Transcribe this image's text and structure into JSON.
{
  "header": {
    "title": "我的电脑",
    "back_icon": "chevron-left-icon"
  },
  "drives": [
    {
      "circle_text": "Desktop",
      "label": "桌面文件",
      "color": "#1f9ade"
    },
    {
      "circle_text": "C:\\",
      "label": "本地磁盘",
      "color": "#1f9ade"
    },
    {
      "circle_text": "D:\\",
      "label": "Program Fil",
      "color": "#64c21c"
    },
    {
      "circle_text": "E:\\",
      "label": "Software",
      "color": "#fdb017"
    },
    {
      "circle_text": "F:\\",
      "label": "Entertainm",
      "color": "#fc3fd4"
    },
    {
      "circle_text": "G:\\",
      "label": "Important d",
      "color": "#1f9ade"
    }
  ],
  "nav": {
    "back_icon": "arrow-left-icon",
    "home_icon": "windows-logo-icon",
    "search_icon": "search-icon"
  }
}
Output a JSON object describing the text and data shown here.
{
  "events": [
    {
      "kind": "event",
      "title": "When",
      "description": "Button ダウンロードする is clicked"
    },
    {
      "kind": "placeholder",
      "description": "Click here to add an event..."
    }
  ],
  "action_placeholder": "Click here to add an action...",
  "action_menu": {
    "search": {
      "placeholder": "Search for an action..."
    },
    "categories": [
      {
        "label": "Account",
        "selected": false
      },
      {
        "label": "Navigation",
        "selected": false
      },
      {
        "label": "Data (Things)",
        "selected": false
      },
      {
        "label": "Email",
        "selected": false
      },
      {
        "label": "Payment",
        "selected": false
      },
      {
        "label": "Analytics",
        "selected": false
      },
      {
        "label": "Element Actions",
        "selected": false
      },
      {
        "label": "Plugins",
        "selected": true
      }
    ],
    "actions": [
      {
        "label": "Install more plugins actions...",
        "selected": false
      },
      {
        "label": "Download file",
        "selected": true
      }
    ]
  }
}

WORK INSTRUCTIONS
Exactly and only the lines from the line containing "Output a JSON" through the last line of the entries should be copied, both ends included.

CORRECT ANSWER
Output a JSON object describing the text and data shown here.
{
  "events": [
    {
      "kind": "event",
      "title": "When",
      "description": "Button ダウンロードする is clicked"
    },
    {
      "kind": "placeholder",
      "description": "Click here to add an event..."
    }
  ],
  "action_placeholder": "Click here to add an action...",
  "action_menu": {
    "search": {
      "placeholder": "Search for an action..."
    },
    "categories": [
      {
        "label": "Account",
        "selected": false
      },
      {
        "label": "Navigation",
        "selected": false
      },
      {
        "label": "Data (Things)",
        "selected": false
      },
      {
        "label": "Email",
        "selected": false
      },
      {
        "label": "Payment",
        "selected": false
      },
      {
        "label": "Analytics",
        "selected": false
      },
      {
        "label": "Element Actions",
        "selected": false
      },
      {
        "label": "Plugins",
        "selected": true
      }
    ],
    "actions": [
      {
        "label": "Install more plugins actions...",
        "selected": false
      },
      {
        "label": "Download file",
        "selected": true
      }
    ]
  }
}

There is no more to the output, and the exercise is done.